## BRIEF
Copy each line that contains the word "stores".

## GIVEN DATA
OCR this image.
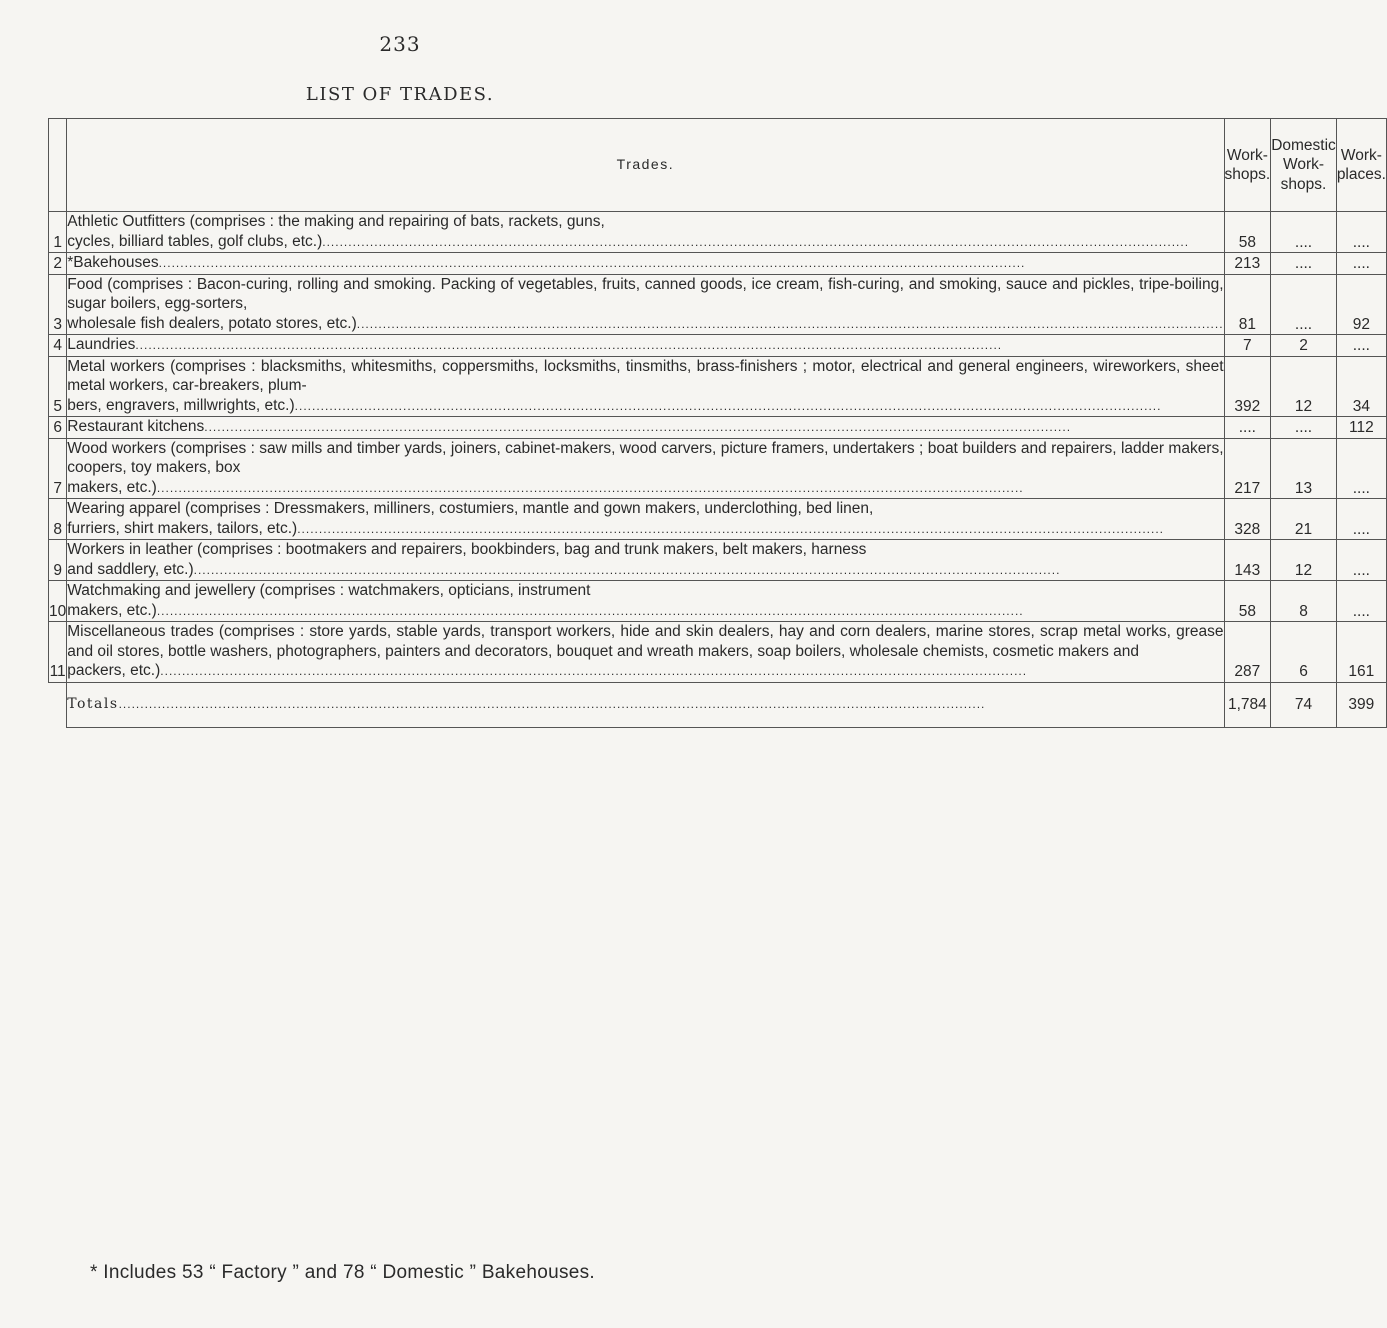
233
LIST OF TRADES.
	Trades.	Work-shops.	Domestic Work-shops.	Work-places.
1	Athletic Outfitters (comprises : the making and repairing of bats, rackets, guns,
cycles, billiard tables, golf clubs, etc.) ........................................................................................................................................................................................................	58	....	....
2	*Bakehouses ........................................................................................................................................................................................................	213	....	....
3	Food (comprises : Bacon-curing, rolling and smoking. Packing of vegetables, fruits, canned goods, ice cream, fish-curing, and smoking, sauce and pickles, tripe-boiling, sugar boilers, egg-sorters,
wholesale fish dealers, potato stores, etc.) ........................................................................................................................................................................................................	81	....	92
4	Laundries ........................................................................................................................................................................................................	7	2	....
5	Metal workers (comprises : blacksmiths, whitesmiths, coppersmiths, locksmiths, tinsmiths, brass-finishers ; motor, electrical and general engineers, wireworkers, sheet metal workers, car-breakers, plum-
bers, engravers, millwrights, etc.) ........................................................................................................................................................................................................	392	12	34
6	Restaurant kitchens ........................................................................................................................................................................................................	....	....	112
7	Wood workers (comprises : saw mills and timber yards, joiners, cabinet-makers, wood carvers, picture framers, undertakers ; boat builders and repairers, ladder makers, coopers, toy makers, box
makers, etc.) ........................................................................................................................................................................................................	217	13	....
8	Wearing apparel (comprises : Dressmakers, milliners, costumiers, mantle and gown makers, underclothing, bed linen,
furriers, shirt makers, tailors, etc.) ........................................................................................................................................................................................................	328	21	....
9	Workers in leather (comprises : bootmakers and repairers, bookbinders, bag and trunk makers, belt makers, harness
and saddlery, etc.) ........................................................................................................................................................................................................	143	12	....
10	Watchmaking and jewellery (comprises : watchmakers, opticians, instrument
makers, etc.) ........................................................................................................................................................................................................	58	8	....
11	Miscellaneous trades (comprises : store yards, stable yards, transport workers, hide and skin dealers, hay and corn dealers, marine stores, scrap metal works, grease and oil stores, bottle washers, photographers, painters and decorators, bouquet and wreath makers, soap boilers, wholesale chemists, cosmetic makers and
packers, etc.) ........................................................................................................................................................................................................	287	6	161

	Totals ........................................................................................................................................................................................................	1,784	74	399
* Includes 53 “ Factory ” and 78 “ Domestic ” Bakehouses.
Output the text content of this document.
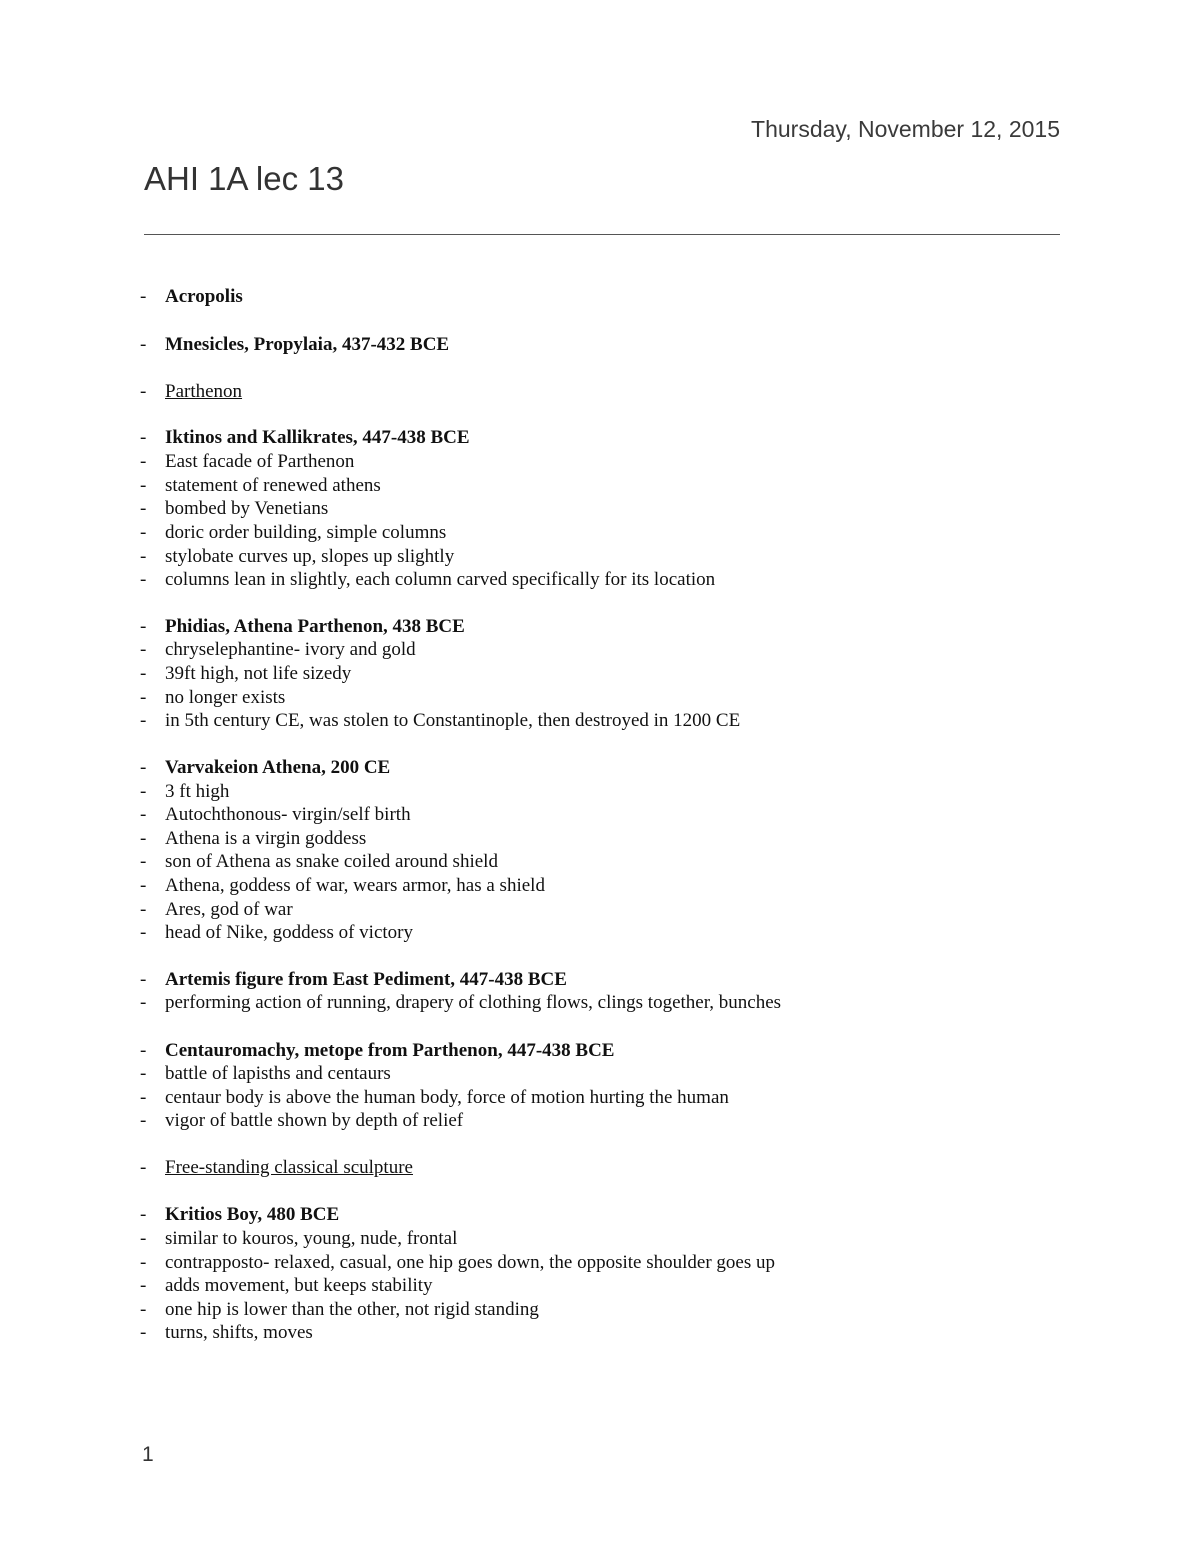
Thursday, November 12, 2015
AHI 1A lec 13
- Acropolis
- Mnesicles, Propylaia, 437-432 BCE
- Parthenon
- Iktinos and Kallikrates, 447-438 BCE
- East facade of Parthenon
- statement of renewed athens
- bombed by Venetians
- doric order building, simple columns
- stylobate curves up, slopes up slightly
- columns lean in slightly, each column carved specifically for its location
- Phidias, Athena Parthenon, 438 BCE
- chryselephantine- ivory and gold
- 39ft high, not life sizedy
- no longer exists
- in 5th century CE, was stolen to Constantinople, then destroyed in 1200 CE
- Varvakeion Athena, 200 CE
- 3 ft high
- Autochthonous- virgin/self birth
- Athena is a virgin goddess
- son of Athena as snake coiled around shield
- Athena, goddess of war, wears armor, has a shield
- Ares, god of war
- head of Nike, goddess of victory
- Artemis figure from East Pediment, 447-438 BCE
- performing action of running, drapery of clothing flows, clings together, bunches
- Centauromachy, metope from Parthenon, 447-438 BCE
- battle of lapisths and centaurs
- centaur body is above the human body, force of motion hurting the human
- vigor of battle shown by depth of relief
- Free-standing classical sculpture
- Kritios Boy, 480 BCE
- similar to kouros, young, nude, frontal
- contrapposto- relaxed, casual, one hip goes down, the opposite shoulder goes up
- adds movement, but keeps stability
- one hip is lower than the other, not rigid standing
- turns, shifts, moves
1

## WORKED ANSWER
wholesale fish dealers, potato stores, etc.) ........................................................................................................................................................................................................	81	....	92
11	Miscellaneous trades (comprises : store yards, stable yards, transport workers, hide and skin dealers, hay and corn dealers, marine stores, scrap metal works, grease and oil stores, bottle washers, photographers, painters and decorators, bouquet and wreath makers, soap boilers, wholesale chemists, cosmetic makers and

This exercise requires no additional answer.